[Dataset excerpt]

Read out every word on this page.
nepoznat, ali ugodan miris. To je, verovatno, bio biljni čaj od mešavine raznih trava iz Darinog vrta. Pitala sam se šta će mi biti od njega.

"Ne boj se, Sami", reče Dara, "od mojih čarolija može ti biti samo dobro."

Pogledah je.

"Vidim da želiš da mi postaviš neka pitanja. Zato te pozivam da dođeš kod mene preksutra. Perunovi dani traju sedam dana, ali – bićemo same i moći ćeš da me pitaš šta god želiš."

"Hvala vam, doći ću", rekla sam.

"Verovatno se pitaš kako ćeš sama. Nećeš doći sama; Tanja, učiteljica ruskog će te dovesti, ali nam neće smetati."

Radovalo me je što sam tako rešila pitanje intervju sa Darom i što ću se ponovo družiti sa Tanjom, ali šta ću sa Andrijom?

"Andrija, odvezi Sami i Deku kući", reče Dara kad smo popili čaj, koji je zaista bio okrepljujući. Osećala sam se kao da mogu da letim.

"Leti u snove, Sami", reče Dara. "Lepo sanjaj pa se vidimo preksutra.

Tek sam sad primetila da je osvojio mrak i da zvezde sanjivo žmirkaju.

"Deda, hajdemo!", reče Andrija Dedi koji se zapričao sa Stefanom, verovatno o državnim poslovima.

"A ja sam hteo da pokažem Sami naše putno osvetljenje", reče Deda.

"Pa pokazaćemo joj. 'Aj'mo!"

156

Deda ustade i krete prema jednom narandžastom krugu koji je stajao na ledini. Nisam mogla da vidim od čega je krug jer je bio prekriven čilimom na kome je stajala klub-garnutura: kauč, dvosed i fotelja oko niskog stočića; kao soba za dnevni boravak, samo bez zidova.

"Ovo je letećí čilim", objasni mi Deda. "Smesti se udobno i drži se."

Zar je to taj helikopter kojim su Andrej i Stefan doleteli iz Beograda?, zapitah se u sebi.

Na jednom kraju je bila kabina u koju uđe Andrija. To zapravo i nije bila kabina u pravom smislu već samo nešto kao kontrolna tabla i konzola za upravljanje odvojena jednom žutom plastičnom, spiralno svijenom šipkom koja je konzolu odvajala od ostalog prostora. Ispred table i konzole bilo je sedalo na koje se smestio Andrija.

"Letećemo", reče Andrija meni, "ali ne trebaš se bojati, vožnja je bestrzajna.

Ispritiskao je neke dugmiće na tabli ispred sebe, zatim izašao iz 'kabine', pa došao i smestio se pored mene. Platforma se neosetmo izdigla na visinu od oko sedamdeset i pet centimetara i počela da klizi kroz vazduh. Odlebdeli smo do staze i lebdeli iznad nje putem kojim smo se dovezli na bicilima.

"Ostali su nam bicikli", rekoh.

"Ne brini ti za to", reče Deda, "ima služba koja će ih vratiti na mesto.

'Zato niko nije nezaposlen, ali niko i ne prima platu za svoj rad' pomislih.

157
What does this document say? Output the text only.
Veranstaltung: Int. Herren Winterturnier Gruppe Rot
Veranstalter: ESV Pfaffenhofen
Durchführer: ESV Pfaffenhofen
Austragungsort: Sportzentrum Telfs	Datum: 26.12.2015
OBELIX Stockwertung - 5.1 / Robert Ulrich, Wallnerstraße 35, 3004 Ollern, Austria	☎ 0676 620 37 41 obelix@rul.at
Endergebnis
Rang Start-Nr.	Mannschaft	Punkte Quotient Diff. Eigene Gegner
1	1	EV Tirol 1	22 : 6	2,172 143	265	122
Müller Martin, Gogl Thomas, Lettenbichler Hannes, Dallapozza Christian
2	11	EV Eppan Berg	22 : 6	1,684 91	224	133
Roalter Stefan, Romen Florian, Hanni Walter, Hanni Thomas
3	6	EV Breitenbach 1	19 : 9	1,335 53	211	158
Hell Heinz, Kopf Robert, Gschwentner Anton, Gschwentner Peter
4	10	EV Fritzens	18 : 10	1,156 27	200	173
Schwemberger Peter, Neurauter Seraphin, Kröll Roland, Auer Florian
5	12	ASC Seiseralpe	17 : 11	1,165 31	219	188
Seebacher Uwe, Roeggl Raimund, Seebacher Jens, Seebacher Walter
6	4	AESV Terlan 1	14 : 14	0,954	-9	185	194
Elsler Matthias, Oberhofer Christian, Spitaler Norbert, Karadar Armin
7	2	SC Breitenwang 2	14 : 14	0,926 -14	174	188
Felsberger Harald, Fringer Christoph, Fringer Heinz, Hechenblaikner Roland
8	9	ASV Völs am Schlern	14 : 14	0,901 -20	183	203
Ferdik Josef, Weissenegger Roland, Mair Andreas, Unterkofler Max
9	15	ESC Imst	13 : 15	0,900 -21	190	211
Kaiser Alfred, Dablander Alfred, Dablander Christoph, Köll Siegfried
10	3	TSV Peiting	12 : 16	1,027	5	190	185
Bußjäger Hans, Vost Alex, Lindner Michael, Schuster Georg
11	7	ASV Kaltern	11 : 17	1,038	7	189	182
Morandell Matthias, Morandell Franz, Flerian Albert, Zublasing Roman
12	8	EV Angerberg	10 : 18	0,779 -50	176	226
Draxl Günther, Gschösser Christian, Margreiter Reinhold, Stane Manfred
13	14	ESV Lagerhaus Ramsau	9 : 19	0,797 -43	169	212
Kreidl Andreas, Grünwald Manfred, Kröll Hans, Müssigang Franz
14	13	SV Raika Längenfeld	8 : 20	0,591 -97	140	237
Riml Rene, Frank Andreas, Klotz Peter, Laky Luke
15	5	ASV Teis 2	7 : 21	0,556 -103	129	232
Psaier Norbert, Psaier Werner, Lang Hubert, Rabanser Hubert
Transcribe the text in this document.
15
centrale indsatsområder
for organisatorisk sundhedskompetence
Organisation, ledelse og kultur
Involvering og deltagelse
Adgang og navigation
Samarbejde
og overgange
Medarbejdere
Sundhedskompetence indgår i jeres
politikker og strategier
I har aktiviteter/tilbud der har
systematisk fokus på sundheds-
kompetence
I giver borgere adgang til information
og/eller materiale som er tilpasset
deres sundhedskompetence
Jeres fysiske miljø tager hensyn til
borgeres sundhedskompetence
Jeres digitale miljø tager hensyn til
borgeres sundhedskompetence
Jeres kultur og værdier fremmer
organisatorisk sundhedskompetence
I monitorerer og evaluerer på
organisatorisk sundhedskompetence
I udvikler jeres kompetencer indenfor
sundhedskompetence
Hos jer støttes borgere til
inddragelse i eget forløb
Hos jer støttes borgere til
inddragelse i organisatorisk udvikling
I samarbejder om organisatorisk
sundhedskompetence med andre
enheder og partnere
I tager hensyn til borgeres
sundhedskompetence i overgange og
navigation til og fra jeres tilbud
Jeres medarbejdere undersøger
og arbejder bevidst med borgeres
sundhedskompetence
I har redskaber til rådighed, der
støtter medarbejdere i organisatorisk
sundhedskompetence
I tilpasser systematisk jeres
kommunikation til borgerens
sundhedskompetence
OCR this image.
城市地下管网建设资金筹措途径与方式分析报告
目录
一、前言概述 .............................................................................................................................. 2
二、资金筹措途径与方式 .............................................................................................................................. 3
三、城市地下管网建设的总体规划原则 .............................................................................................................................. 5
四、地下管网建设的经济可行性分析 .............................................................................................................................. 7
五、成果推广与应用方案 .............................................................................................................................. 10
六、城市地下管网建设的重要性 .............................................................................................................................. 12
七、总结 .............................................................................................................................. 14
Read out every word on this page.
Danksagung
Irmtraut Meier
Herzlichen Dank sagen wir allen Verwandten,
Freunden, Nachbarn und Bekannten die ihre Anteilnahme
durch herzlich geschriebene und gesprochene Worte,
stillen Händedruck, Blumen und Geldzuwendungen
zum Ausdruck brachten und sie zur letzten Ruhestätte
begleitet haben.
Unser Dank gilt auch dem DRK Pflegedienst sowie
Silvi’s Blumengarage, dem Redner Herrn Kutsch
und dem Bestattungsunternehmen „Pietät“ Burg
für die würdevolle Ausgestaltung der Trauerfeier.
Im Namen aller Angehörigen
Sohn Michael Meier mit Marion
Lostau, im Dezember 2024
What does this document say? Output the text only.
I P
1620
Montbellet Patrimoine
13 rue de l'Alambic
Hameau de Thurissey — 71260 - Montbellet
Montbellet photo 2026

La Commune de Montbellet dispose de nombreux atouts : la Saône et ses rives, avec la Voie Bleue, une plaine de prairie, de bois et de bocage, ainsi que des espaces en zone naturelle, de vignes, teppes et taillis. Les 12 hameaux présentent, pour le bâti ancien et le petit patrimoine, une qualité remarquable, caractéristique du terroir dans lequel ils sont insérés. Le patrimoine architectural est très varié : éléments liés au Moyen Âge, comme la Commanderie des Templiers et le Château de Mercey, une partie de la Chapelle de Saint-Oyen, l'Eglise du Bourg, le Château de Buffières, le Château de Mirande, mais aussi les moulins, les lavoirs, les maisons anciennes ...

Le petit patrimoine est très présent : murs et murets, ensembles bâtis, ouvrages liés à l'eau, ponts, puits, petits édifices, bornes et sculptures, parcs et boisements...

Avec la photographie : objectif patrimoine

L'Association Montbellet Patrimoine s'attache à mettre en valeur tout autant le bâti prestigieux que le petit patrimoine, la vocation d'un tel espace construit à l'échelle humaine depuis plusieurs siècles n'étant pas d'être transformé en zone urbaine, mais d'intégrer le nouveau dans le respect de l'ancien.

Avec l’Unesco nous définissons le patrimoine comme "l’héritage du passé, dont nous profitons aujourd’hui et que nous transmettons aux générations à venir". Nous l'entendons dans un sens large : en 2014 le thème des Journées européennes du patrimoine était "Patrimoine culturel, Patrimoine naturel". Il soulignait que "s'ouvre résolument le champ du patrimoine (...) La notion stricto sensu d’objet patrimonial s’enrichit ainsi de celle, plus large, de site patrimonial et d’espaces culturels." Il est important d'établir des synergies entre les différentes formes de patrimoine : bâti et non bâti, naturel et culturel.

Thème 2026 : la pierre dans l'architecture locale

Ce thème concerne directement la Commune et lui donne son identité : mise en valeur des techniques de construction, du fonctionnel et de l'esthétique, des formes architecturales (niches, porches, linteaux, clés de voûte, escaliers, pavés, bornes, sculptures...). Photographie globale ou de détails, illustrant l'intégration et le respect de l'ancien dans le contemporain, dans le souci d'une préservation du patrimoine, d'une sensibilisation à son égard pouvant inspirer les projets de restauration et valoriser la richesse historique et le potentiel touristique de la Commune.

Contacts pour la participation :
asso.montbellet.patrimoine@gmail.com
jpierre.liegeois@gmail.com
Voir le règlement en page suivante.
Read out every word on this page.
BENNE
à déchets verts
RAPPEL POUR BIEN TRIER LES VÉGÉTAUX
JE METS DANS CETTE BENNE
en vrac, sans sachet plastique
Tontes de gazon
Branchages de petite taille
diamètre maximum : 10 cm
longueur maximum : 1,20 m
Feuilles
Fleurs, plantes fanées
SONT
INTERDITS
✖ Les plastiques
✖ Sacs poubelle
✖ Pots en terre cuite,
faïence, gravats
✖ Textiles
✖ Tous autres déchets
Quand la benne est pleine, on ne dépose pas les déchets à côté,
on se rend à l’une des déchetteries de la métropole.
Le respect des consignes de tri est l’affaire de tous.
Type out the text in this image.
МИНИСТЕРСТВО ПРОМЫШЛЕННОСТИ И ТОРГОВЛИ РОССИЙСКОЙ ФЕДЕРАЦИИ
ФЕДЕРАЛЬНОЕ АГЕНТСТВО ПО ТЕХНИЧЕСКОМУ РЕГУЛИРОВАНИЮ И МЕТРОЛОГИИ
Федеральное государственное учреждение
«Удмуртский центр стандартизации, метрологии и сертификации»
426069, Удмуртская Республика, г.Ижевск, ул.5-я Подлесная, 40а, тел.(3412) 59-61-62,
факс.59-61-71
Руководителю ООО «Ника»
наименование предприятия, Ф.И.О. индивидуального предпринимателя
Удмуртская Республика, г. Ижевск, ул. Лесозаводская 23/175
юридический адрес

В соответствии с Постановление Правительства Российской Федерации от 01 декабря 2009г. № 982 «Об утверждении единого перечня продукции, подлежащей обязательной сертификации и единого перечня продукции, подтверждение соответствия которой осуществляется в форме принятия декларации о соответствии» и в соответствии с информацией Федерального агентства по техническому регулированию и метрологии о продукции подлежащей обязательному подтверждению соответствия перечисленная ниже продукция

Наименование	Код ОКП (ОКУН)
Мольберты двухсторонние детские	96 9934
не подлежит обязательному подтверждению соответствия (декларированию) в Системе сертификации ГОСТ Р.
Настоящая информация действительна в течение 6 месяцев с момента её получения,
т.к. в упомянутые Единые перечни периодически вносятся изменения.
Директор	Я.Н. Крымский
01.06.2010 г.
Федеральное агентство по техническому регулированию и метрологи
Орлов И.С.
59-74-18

__What needs to be done__: Gather each line in these records that contains the string "Franz".

__The result__:
Morandell Matthias, Morandell Franz, Flerian Albert, Zublasing Roman
Kreidl Andreas, Grünwald Manfred, Kröll Hans, Müssigang Franz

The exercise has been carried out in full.